# Record list:
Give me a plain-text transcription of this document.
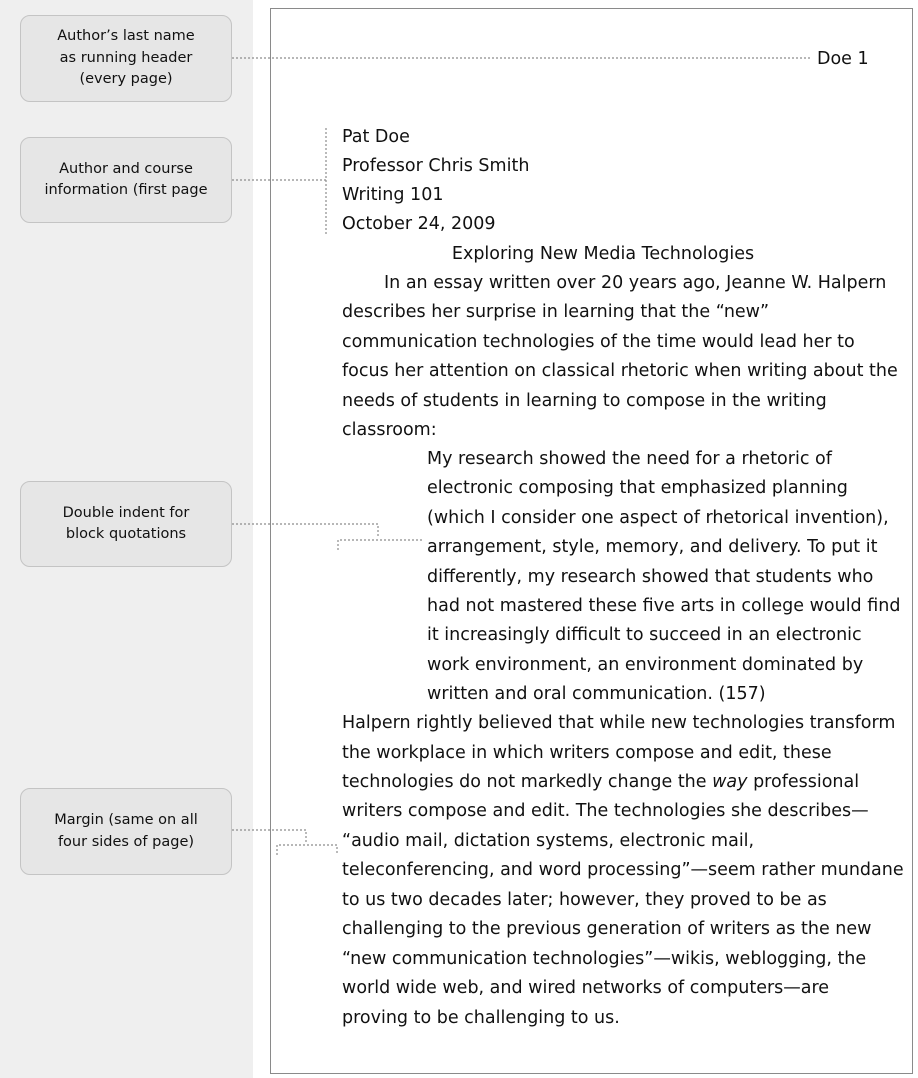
Author’s last name
as running header
(every page)
Author and course
information (first page
Double indent for
block quotations
Margin (same on all
four sides of page)
Doe 1
Pat Doe
Professor Chris Smith
Writing 101
October 24, 2009
Exploring New Media Technologies
In an essay written over 20 years ago, Jeanne W. Halpern
describes her surprise in learning that the “new”
communication technologies of the time would lead her to
focus her attention on classical rhetoric when writing about the
needs of students in learning to compose in the writing
classroom:
My research showed the need for a rhetoric of
electronic composing that emphasized planning
(which I consider one aspect of rhetorical invention),
arrangement, style, memory, and delivery. To put it
differently, my research showed that students who
had not mastered these five arts in college would find
it increasingly difficult to succeed in an electronic
work environment, an environment dominated by
written and oral communication. (157)
Halpern rightly believed that while new technologies transform
the workplace in which writers compose and edit, these
technologies do not markedly change the way professional
writers compose and edit. The technologies she describes—
“audio mail, dictation systems, electronic mail,
teleconferencing, and word processing”—seem rather mundane
to us two decades later; however, they proved to be as
challenging to the previous generation of writers as the new
“new communication technologies”—wikis, weblogging, the
world wide web, and wired networks of computers—are
proving to be challenging to us.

# The task:
Collect every line above that contains the word "would".

# Answer in full:
communication technologies of the time would lead her to
had not mastered these five arts in college would find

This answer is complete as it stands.